• [PASSAGE TO READ]

The noisy, disjointed no-wave of Tempe, AZ’s Soft Shoulder is deceptively complex: simultaneously experimental and familiar. Side A could just be called “Stair,” but instead earns itself the moniker “Stair (YOBS) Junk Interlude (Repeat #2.5) Stair (Gilgongo HQ)” in an effort to differentiate each of its three-tracks-in-one based on where and when it was recorded and by whom. The sounds on display are lo-fi and crunchy as fuck, but production is clearly king for Soft Shoulder, and every discordant moment feels intentional. Side B shrugs off some of the pretense in favor of apparent sentiment. It features a version of the riffy, driving “Wyld Parrots,” a song originally written by the band’s Gilgongo labelmates Wounded Lion for a 2009 release that was bogged down by drama with their previous label. Soft Shoulder rounds out their Side B love letter with a silly, spacey birthday song for their friend Iggy—who was turning five at the time of recording—and it’s just as adorable as it sounds. What Stairlacks in cohesion, it more than compensates for with its undeniable depth of approach.  –Kelley O’Death (Gilgongo, jamesfella@hotmail.com, gilgongorecords.com)


SOFT SHOULDER:
Von Guts: 7”
Let’s start by saying Von Guts is a good name for anything. And that these two tracks from Tempe, AZ’s Soft Shoulder, both titled “Von Guts” have jolts, clanks, crunches, rips, splits, and clatters. They are like sounds arranged into song form, or unsongs. And here’s an easy in: the lyrics are “borrowed from the late Kurt Vonnegut.” But you can’t tell. It’s like they maybe locked Vonnegut in a kettle, put that over a high flame, and shook the pot when the water boiled, recorded that. Soft Shoulder has a half-dozen other 7”s, which boosts their weirdo points in my book. For fans of the older stuff, more great wildness is here; for the uninitiated—the shit is strange, but it feels right.  –Jim Joyce (Gilgongo, gilgongorecords.com)


SONNY VINCENT AND ROCKET FROM THE CRYPT:
Vintage Piss: LP
Back in 2003, Swami reissued a discography collection from The Testors, the great ‘70s power pop rock’n’roll band fronted by Sonny Vincent. To promote this release, Sonny and Rocket From The Crypt went on tour together, and three of the members of Rocket From The Crypt served as Sonny’s backup band during the tour. This record was recorded later that same year as a result of that tour. The material consisted of all new songs, largely made up in the studio, and it’s all fucking great, smokin’ rock’n’roll. At times this almost sounds like a high-octane version of Hot Snakes or Night Marchers (which is to be expected, based on the involvement of John Reis), except with a different vocalist. After the recording session, these master tapes sat unfinished and unmixed until Swami Records decided to get back in the ring and get this released. I’m very glad they did. There had previously been a version of this released in Europe with a different mix and two less songs (one of which Reis sings lead), technically making this a reissue. One would never know this was recorded over ten years ago, as the songs don’t come across as dated at all and, in fact, sound as fresh as ever. Recommended.  –Mark Twistworthy (Swami, swamirecords.com, info@swamirecords.com)

• [TASK 1] In the listing, output the lines from its first line through the line containing "copyright-text: © Xeuh", inclusive, reproducing each one without change.
The record reviews and the listing that follows them were taken from unrelated sources.

• [ITEMS]

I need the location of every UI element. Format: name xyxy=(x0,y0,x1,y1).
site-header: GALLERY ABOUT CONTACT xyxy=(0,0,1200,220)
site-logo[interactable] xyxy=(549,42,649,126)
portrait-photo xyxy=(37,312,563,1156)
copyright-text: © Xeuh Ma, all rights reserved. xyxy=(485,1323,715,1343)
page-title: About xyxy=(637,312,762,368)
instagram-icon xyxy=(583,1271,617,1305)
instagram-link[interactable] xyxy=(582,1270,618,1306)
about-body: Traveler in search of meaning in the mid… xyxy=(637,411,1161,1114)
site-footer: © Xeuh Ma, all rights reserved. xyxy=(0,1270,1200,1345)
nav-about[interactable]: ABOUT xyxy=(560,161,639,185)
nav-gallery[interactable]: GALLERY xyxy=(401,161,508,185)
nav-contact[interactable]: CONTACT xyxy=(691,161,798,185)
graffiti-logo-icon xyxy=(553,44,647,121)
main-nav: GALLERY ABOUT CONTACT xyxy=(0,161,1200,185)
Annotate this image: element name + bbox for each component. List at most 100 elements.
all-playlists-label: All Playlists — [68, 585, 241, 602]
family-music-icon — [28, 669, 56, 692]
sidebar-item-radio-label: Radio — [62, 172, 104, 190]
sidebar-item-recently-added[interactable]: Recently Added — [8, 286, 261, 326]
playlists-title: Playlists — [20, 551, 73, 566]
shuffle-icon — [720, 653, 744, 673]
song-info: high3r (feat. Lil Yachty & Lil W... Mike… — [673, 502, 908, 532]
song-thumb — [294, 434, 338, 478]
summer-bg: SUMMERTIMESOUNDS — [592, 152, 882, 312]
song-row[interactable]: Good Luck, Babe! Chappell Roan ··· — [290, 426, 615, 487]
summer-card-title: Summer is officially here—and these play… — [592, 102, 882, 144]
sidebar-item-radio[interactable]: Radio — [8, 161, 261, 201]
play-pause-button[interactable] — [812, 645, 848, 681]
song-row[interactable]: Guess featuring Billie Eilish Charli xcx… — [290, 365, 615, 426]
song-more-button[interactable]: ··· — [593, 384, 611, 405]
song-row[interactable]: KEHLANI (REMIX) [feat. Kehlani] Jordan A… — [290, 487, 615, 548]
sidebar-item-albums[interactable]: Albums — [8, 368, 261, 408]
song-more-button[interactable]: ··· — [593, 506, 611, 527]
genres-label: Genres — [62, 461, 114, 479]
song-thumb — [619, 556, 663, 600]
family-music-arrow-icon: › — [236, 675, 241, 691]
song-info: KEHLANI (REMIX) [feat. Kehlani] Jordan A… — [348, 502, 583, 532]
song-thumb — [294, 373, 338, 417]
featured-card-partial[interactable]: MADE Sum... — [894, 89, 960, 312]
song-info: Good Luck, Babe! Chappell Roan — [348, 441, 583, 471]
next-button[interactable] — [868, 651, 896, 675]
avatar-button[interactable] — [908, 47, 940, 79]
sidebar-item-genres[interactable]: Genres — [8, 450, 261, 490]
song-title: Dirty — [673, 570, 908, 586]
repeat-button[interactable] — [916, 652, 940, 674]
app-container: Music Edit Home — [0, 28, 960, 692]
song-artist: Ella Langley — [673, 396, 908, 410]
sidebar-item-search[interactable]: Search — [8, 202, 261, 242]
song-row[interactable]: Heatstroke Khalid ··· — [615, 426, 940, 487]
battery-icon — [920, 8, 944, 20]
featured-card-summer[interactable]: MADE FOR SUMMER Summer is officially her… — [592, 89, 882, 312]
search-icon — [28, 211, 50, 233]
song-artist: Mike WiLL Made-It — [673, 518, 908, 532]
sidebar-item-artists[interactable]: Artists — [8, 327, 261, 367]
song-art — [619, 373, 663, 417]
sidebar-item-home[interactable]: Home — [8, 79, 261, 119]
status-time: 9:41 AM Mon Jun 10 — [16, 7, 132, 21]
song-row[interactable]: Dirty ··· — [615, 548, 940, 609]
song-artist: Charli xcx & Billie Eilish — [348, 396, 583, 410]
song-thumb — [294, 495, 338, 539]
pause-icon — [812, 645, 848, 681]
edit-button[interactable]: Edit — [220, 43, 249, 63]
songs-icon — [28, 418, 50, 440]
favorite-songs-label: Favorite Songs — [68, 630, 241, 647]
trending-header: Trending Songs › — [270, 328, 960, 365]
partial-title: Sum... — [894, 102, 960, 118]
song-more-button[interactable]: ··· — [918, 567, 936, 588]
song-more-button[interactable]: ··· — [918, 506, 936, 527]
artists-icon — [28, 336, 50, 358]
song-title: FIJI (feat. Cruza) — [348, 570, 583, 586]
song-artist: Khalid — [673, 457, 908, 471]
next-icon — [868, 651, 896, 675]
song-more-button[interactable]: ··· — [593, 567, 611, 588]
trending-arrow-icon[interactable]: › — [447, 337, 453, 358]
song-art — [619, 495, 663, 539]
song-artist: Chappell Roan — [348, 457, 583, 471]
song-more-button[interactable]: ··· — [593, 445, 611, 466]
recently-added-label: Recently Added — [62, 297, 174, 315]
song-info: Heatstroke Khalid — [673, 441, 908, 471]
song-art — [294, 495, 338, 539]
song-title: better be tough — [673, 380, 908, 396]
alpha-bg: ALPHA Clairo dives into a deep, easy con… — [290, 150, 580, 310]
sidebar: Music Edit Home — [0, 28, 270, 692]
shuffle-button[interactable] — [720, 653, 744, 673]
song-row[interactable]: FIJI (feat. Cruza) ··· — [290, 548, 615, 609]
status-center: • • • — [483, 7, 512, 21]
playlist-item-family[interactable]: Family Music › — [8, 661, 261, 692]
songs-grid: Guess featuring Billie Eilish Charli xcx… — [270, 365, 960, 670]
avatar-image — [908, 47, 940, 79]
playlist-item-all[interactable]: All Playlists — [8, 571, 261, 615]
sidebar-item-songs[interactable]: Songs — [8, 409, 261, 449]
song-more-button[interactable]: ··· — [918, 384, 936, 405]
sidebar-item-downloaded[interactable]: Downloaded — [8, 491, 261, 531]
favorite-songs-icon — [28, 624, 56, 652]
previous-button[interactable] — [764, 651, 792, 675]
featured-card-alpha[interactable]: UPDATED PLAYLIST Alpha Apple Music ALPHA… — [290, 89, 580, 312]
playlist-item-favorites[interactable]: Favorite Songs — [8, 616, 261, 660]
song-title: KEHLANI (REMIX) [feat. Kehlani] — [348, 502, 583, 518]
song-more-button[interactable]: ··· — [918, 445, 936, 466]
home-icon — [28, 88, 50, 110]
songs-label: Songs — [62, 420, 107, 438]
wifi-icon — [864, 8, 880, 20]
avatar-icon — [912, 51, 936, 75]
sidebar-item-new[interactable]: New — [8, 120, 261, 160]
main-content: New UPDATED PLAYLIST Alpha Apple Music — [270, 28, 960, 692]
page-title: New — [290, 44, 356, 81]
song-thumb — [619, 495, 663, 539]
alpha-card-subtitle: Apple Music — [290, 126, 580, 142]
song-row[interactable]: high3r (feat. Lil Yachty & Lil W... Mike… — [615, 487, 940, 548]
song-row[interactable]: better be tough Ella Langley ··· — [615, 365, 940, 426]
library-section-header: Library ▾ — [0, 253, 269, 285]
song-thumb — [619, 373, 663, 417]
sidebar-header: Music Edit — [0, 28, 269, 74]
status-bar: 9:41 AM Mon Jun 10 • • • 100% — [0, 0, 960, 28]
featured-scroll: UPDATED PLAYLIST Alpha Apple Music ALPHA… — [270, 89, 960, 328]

• [TASK 2] Decide whether each statement agrees with the record reviews, answering yes or no and quoting the words of the reviews that settle it. (a) The lyrics on the "Von Guts" tracks are taken from Kurt Vonnegut. (b) Iggy was turning ten when Soft Shoulder recorded his birthday song. (c) The "Vintage Piss" master tapes were mixed right after the recording session.

• [EXERCISE ANSWER 1]
I need the location of every UI element. Format: name xyxy=(x0,y0,x1,y1).
site-header: GALLERY ABOUT CONTACT xyxy=(0,0,1200,220)
site-logo[interactable] xyxy=(549,42,649,126)
portrait-photo xyxy=(37,312,563,1156)
copyright-text: © Xeuh Ma, all rights reserved. xyxy=(485,1323,715,1343)

• [EXERCISE ANSWER 2]
(a) Yes: "the lyrics are “borrowed from the late Kurt Vonnegut.”"
(b) No: "who was turning five at the time of recording"
(c) No: "these master tapes sat unfinished and unmixed until Swami Records decided to get back in the ring and get this released"